**What you have to do**. Below are records; work out how many of their lines contain "title" and give only that number.

-- start Records for processing --

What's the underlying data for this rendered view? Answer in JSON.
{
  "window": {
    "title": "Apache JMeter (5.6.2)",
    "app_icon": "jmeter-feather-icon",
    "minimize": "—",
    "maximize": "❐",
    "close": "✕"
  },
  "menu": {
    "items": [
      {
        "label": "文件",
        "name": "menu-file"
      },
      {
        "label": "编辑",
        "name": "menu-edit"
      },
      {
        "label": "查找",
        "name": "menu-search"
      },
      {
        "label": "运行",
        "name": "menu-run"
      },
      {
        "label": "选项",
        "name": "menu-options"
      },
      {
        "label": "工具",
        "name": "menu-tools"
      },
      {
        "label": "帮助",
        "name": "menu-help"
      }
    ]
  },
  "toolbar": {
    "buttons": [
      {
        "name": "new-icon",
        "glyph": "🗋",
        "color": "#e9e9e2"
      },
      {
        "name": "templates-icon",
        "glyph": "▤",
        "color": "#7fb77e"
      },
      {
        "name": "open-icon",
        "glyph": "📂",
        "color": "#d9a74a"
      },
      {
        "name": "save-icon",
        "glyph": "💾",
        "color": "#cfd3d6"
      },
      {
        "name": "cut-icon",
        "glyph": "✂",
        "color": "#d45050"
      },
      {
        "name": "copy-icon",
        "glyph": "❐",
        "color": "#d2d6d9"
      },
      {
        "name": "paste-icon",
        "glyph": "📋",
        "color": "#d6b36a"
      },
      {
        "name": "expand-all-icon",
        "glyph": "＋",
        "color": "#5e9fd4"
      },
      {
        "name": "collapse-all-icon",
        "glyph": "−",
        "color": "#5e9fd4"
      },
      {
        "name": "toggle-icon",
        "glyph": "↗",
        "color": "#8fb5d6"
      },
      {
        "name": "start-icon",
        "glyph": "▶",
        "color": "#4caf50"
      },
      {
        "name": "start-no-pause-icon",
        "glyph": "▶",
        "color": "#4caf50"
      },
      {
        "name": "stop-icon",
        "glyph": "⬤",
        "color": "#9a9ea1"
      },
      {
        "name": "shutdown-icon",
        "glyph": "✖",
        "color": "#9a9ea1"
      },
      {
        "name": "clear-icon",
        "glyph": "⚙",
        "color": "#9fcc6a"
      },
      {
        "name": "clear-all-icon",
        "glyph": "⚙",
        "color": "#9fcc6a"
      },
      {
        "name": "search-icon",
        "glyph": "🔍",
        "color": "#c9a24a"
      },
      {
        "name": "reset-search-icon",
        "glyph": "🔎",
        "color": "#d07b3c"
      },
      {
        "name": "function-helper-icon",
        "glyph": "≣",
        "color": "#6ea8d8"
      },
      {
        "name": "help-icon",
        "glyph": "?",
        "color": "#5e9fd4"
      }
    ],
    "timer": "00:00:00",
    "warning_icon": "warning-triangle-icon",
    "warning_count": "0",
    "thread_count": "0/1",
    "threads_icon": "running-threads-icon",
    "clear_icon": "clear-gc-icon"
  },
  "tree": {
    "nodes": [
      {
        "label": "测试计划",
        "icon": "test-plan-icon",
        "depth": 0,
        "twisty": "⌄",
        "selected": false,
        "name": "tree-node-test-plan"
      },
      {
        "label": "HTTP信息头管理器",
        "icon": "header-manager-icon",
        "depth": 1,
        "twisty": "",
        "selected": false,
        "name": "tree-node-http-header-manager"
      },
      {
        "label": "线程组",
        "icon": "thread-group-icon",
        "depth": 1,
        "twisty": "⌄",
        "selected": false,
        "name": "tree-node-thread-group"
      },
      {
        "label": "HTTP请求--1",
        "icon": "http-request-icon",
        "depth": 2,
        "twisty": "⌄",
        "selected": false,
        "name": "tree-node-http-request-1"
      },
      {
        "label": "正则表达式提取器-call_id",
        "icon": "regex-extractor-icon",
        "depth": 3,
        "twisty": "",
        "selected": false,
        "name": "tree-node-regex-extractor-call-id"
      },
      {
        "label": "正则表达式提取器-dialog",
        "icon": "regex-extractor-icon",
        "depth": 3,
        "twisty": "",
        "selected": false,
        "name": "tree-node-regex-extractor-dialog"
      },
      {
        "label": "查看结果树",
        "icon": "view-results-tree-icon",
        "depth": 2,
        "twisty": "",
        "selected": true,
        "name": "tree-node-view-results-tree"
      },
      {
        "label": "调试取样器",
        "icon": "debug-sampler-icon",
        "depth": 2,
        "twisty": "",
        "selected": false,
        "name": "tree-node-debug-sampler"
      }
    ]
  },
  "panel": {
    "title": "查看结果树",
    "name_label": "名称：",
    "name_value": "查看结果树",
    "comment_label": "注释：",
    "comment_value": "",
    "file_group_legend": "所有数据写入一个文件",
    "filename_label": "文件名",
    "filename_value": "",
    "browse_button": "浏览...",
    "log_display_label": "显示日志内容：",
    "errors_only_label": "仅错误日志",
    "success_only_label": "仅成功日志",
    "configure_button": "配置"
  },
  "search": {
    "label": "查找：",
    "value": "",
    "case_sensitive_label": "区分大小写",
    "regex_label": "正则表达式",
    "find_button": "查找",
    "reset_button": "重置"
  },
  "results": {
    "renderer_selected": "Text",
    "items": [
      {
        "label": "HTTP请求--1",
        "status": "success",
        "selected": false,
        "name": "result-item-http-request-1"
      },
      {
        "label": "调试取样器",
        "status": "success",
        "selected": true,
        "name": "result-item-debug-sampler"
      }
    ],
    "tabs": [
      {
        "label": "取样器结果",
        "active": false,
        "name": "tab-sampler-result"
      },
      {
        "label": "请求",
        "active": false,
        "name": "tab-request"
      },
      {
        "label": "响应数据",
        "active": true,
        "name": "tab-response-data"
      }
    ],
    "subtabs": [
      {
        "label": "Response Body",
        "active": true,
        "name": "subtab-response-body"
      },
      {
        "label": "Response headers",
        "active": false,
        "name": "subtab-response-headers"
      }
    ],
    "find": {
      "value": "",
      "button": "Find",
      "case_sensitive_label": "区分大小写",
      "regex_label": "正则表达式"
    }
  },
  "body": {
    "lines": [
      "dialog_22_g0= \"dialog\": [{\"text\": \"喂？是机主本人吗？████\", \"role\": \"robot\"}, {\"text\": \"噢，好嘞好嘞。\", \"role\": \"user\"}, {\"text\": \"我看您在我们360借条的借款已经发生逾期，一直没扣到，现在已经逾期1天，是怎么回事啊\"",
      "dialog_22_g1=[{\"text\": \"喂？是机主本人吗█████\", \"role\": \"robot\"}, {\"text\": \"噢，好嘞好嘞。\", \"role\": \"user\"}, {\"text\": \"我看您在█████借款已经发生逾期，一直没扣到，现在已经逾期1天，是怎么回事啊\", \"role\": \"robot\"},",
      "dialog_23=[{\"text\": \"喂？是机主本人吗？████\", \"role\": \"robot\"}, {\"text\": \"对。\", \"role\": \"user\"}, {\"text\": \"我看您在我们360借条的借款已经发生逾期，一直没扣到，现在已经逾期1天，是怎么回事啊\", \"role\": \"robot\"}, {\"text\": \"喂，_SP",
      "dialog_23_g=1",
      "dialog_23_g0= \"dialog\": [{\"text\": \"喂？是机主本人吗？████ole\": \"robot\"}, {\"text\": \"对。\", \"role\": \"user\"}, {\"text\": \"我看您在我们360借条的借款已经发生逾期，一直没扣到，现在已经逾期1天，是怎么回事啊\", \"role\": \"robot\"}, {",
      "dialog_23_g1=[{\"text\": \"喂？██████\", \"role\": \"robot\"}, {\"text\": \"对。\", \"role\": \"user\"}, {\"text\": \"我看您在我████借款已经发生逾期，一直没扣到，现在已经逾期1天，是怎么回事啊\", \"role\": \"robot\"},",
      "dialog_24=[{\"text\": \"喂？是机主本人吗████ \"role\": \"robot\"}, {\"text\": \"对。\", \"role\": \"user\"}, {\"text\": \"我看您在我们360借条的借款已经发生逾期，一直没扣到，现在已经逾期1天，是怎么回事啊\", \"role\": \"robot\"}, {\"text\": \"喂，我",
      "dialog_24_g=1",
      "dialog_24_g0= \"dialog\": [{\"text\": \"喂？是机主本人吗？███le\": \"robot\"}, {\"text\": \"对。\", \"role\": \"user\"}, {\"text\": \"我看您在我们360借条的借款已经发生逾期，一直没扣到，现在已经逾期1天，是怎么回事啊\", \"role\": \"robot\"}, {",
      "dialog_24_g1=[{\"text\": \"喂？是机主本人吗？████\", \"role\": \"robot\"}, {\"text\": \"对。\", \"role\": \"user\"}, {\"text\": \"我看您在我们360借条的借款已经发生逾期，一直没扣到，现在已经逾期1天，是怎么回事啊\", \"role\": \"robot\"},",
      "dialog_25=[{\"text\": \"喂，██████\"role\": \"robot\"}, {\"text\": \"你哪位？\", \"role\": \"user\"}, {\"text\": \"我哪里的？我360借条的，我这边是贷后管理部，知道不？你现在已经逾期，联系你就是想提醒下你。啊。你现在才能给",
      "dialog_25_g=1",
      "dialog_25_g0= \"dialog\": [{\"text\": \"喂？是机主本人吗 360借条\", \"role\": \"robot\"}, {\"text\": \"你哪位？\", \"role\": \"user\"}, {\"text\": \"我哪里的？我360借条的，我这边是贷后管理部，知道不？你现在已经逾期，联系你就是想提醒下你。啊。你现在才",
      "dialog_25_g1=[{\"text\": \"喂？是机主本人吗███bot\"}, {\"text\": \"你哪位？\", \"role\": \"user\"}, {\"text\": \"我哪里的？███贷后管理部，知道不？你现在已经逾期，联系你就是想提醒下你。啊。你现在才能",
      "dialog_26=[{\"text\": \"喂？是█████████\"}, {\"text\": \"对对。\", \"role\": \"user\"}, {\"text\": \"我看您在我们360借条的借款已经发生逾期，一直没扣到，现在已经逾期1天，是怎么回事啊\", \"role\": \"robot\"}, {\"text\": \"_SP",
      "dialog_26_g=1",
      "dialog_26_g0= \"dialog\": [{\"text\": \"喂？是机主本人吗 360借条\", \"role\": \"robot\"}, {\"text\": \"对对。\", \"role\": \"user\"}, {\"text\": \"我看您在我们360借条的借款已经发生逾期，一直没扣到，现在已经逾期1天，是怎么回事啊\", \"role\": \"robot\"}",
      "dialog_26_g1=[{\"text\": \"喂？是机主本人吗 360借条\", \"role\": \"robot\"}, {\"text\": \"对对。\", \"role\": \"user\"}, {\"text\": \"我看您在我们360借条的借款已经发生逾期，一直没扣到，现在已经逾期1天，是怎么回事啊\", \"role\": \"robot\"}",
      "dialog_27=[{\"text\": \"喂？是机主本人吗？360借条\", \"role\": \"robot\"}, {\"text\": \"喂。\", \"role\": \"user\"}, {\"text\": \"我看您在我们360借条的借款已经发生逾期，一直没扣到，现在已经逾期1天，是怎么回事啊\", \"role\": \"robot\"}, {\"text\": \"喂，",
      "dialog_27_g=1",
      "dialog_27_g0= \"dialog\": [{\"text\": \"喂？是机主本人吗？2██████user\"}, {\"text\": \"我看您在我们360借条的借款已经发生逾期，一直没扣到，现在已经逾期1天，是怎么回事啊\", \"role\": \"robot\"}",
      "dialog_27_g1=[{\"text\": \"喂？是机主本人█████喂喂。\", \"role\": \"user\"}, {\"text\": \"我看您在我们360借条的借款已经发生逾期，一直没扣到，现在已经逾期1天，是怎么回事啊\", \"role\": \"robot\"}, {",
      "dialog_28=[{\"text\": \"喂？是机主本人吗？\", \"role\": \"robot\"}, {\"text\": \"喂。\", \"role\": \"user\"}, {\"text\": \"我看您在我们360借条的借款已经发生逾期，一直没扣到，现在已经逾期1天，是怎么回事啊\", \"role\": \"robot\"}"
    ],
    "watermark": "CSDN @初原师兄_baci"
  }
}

-- end Records for processing --

**Task answer**. 2